■ **Task data**:
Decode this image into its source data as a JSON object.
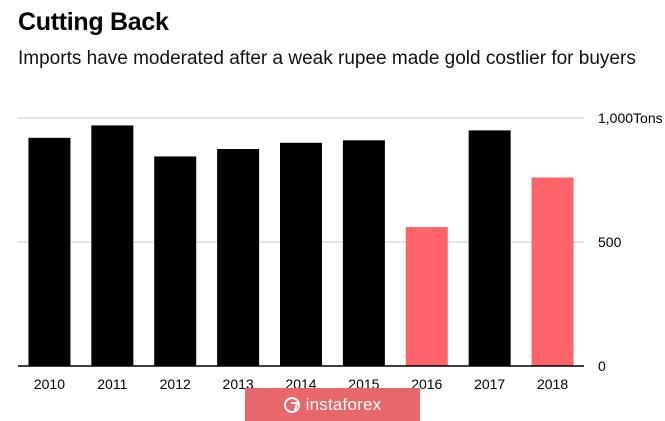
{
  "chart_data": {
    "type": "bar",
    "title": "Cutting Back",
    "subtitle": "Imports have moderated after a weak rupee made gold costlier for buyers",
    "categories": [
      "2010",
      "2011",
      "2012",
      "2013",
      "2014",
      "2015",
      "2016",
      "2017",
      "2018"
    ],
    "values": [
      920,
      970,
      845,
      875,
      900,
      910,
      560,
      950,
      760
    ],
    "highlight": [
      false,
      false,
      false,
      false,
      false,
      false,
      true,
      false,
      true
    ],
    "colors": {
      "default": "#000000",
      "highlight": "#fd6369",
      "grid": "#cccccc",
      "axis": "#000000"
    },
    "ylim": [
      0,
      1000
    ],
    "yticks": [
      {
        "value": 0,
        "label": "0"
      },
      {
        "value": 500,
        "label": "500"
      },
      {
        "value": 1000,
        "label": "1,000Tons"
      }
    ],
    "grid": true
  },
  "watermark": {
    "text": "instaforex",
    "icon": "instaforex-logo-icon",
    "color": "#e8676b"
  }
}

■ **Stated goal**:
Reproduce each line of the records exactly, and omit every picture.

■ **Answer in full**:
Decode this image into its source data as a JSON object.
{
  "chart_data": {
    "type": "bar",
    "title": "Cutting Back",
    "subtitle": "Imports have moderated after a weak rupee made gold costlier for buyers",
    "categories": [
      "2010",
      "2011",
      "2012",
      "2013",
      "2014",
      "2015",
      "2016",
      "2017",
      "2018"
    ],
    "values": [
      920,
      970,
      845,
      875,
      900,
      910,
      560,
      950,
      760
    ],
    "highlight": [
      false,
      false,
      false,
      false,
      false,
      false,
      true,
      false,
      true
    ],
    "colors": {
      "default": "#000000",
      "highlight": "#fd6369",
      "grid": "#cccccc",
      "axis": "#000000"
    },
    "ylim": [
      0,
      1000
    ],
    "yticks": [
      {
        "value": 0,
        "label": "0"
      },
      {
        "value": 500,
        "label": "500"
      },
      {
        "value": 1000,
        "label": "1,000Tons"
      }
    ],
    "grid": true
  },
  "watermark": {
    "text": "instaforex",
    "icon": "instaforex-logo-icon",
    "color": "#e8676b"
  }
}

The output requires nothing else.